━━ SUPPLIED RECORDS
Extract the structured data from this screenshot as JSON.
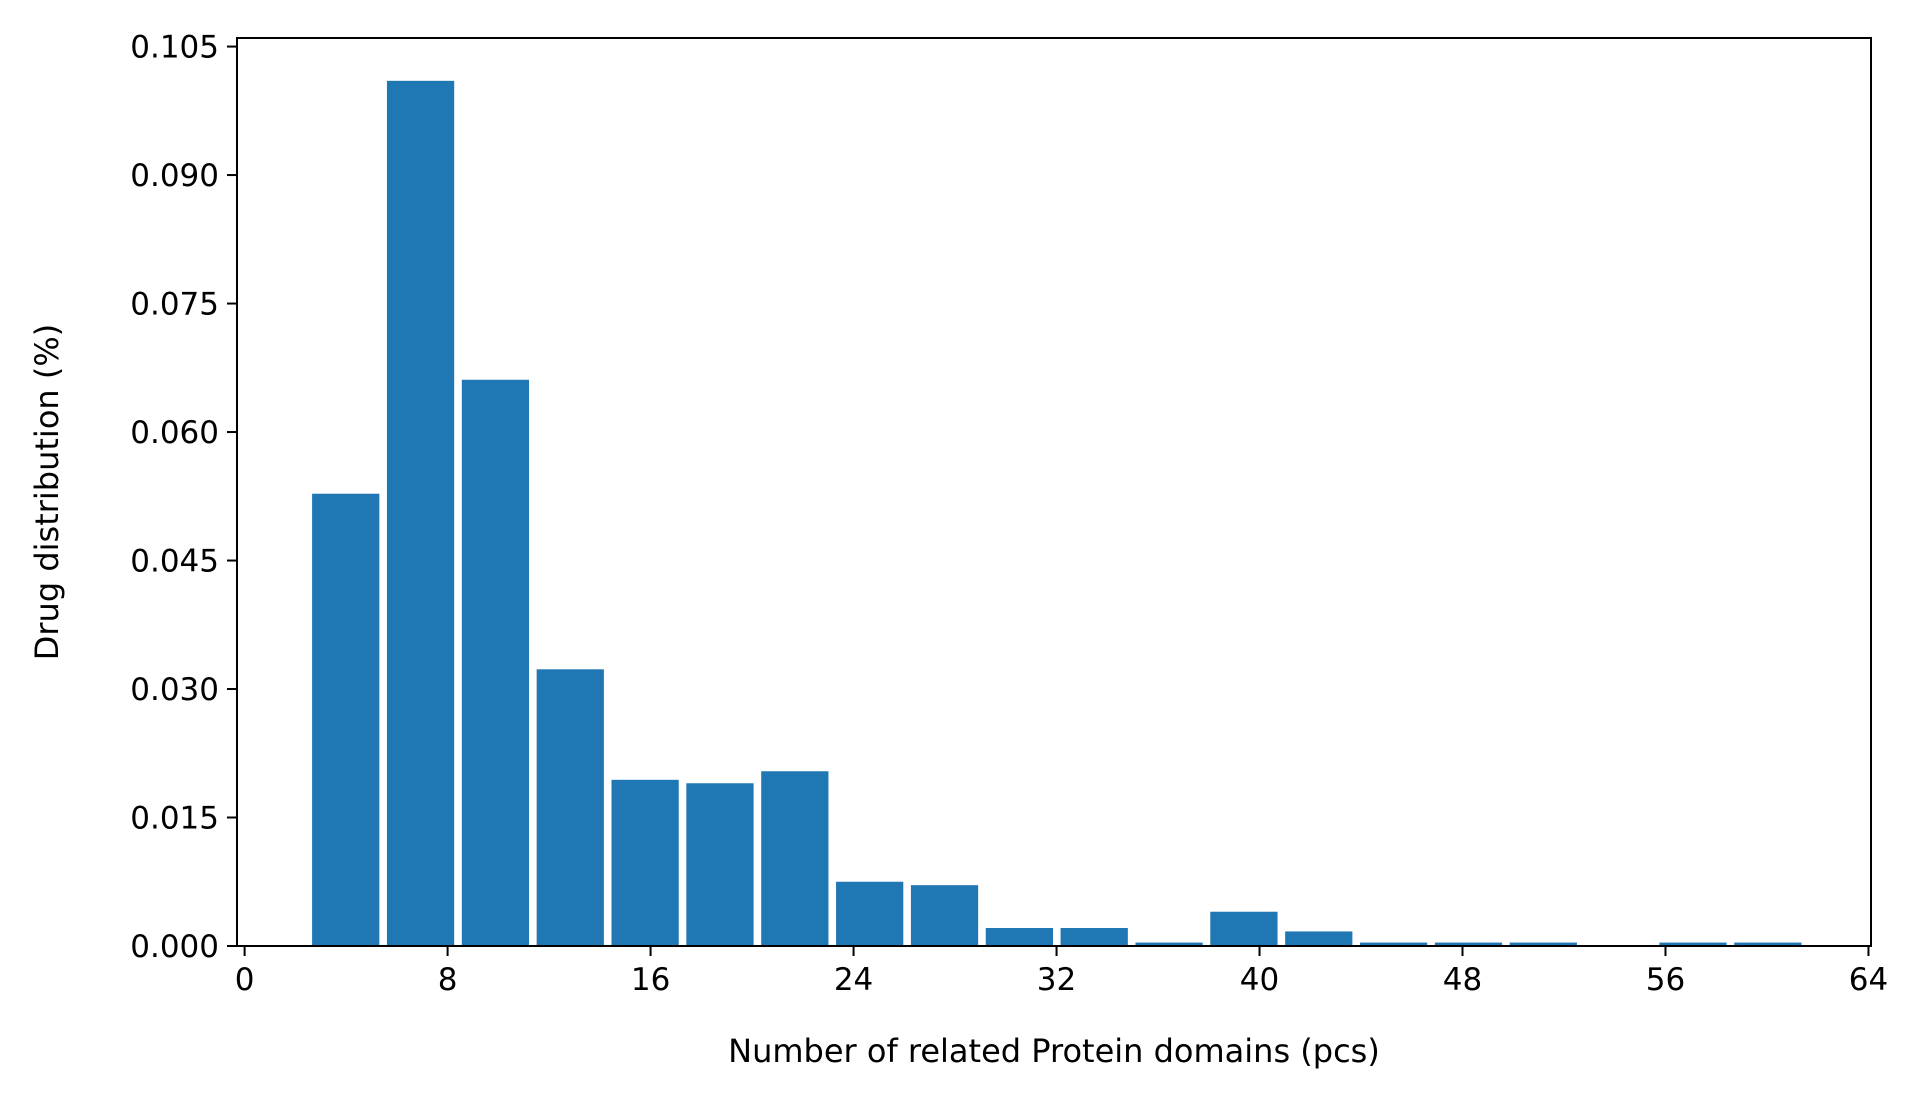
{
  "chart_data": {
    "type": "bar",
    "title": "",
    "xlabel": "Number of related Protein domains (pcs)",
    "ylabel": "Drug distribution (%)",
    "xlim": [
      -0.3,
      64.1
    ],
    "ylim": [
      0,
      0.106
    ],
    "bar_color": "#1f77b4",
    "grid": false,
    "legend": "none",
    "bins": [
      {
        "x0": 2.66,
        "x1": 5.31,
        "value": 0.0528
      },
      {
        "x0": 5.61,
        "x1": 8.26,
        "value": 0.101
      },
      {
        "x0": 8.56,
        "x1": 11.21,
        "value": 0.0661
      },
      {
        "x0": 11.51,
        "x1": 14.16,
        "value": 0.0323
      },
      {
        "x0": 14.46,
        "x1": 17.11,
        "value": 0.0194
      },
      {
        "x0": 17.41,
        "x1": 20.06,
        "value": 0.019
      },
      {
        "x0": 20.36,
        "x1": 23.01,
        "value": 0.0204
      },
      {
        "x0": 23.31,
        "x1": 25.96,
        "value": 0.0075
      },
      {
        "x0": 26.26,
        "x1": 28.91,
        "value": 0.0071
      },
      {
        "x0": 29.21,
        "x1": 31.86,
        "value": 0.0021
      },
      {
        "x0": 32.16,
        "x1": 34.81,
        "value": 0.0021
      },
      {
        "x0": 35.11,
        "x1": 37.76,
        "value": 0.0004
      },
      {
        "x0": 38.06,
        "x1": 40.71,
        "value": 0.004
      },
      {
        "x0": 41.01,
        "x1": 43.66,
        "value": 0.0017
      },
      {
        "x0": 43.96,
        "x1": 46.61,
        "value": 0.0004
      },
      {
        "x0": 46.91,
        "x1": 49.56,
        "value": 0.0004
      },
      {
        "x0": 49.86,
        "x1": 52.51,
        "value": 0.0004
      },
      {
        "x0": 52.81,
        "x1": 55.46,
        "value": 0.0
      },
      {
        "x0": 55.76,
        "x1": 58.41,
        "value": 0.0004
      },
      {
        "x0": 58.71,
        "x1": 61.36,
        "value": 0.0004
      }
    ],
    "xticks": [
      0,
      8,
      16,
      24,
      32,
      40,
      48,
      56,
      64
    ],
    "xtick_labels": [
      "0",
      "8",
      "16",
      "24",
      "32",
      "40",
      "48",
      "56",
      "64"
    ],
    "yticks": [
      0,
      0.015,
      0.03,
      0.045,
      0.06,
      0.075,
      0.09,
      0.105
    ],
    "ytick_labels": [
      "0.000",
      "0.015",
      "0.030",
      "0.045",
      "0.060",
      "0.075",
      "0.090",
      "0.105"
    ]
  }
}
━━━━
## [EXERCISE OBJECTIVE]
Extract the text of all the records above verbatim, excluding pictures.

## [EXERCISE SOLUTION]
Extract the structured data from this screenshot as JSON.
{
  "chart_data": {
    "type": "bar",
    "title": "",
    "xlabel": "Number of related Protein domains (pcs)",
    "ylabel": "Drug distribution (%)",
    "xlim": [
      -0.3,
      64.1
    ],
    "ylim": [
      0,
      0.106
    ],
    "bar_color": "#1f77b4",
    "grid": false,
    "legend": "none",
    "bins": [
      {
        "x0": 2.66,
        "x1": 5.31,
        "value": 0.0528
      },
      {
        "x0": 5.61,
        "x1": 8.26,
        "value": 0.101
      },
      {
        "x0": 8.56,
        "x1": 11.21,
        "value": 0.0661
      },
      {
        "x0": 11.51,
        "x1": 14.16,
        "value": 0.0323
      },
      {
        "x0": 14.46,
        "x1": 17.11,
        "value": 0.0194
      },
      {
        "x0": 17.41,
        "x1": 20.06,
        "value": 0.019
      },
      {
        "x0": 20.36,
        "x1": 23.01,
        "value": 0.0204
      },
      {
        "x0": 23.31,
        "x1": 25.96,
        "value": 0.0075
      },
      {
        "x0": 26.26,
        "x1": 28.91,
        "value": 0.0071
      },
      {
        "x0": 29.21,
        "x1": 31.86,
        "value": 0.0021
      },
      {
        "x0": 32.16,
        "x1": 34.81,
        "value": 0.0021
      },
      {
        "x0": 35.11,
        "x1": 37.76,
        "value": 0.0004
      },
      {
        "x0": 38.06,
        "x1": 40.71,
        "value": 0.004
      },
      {
        "x0": 41.01,
        "x1": 43.66,
        "value": 0.0017
      },
      {
        "x0": 43.96,
        "x1": 46.61,
        "value": 0.0004
      },
      {
        "x0": 46.91,
        "x1": 49.56,
        "value": 0.0004
      },
      {
        "x0": 49.86,
        "x1": 52.51,
        "value": 0.0004
      },
      {
        "x0": 52.81,
        "x1": 55.46,
        "value": 0.0
      },
      {
        "x0": 55.76,
        "x1": 58.41,
        "value": 0.0004
      },
      {
        "x0": 58.71,
        "x1": 61.36,
        "value": 0.0004
      }
    ],
    "xticks": [
      0,
      8,
      16,
      24,
      32,
      40,
      48,
      56,
      64
    ],
    "xtick_labels": [
      "0",
      "8",
      "16",
      "24",
      "32",
      "40",
      "48",
      "56",
      "64"
    ],
    "yticks": [
      0,
      0.015,
      0.03,
      0.045,
      0.06,
      0.075,
      0.09,
      0.105
    ],
    "ytick_labels": [
      "0.000",
      "0.015",
      "0.030",
      "0.045",
      "0.060",
      "0.075",
      "0.090",
      "0.105"
    ]
  }
}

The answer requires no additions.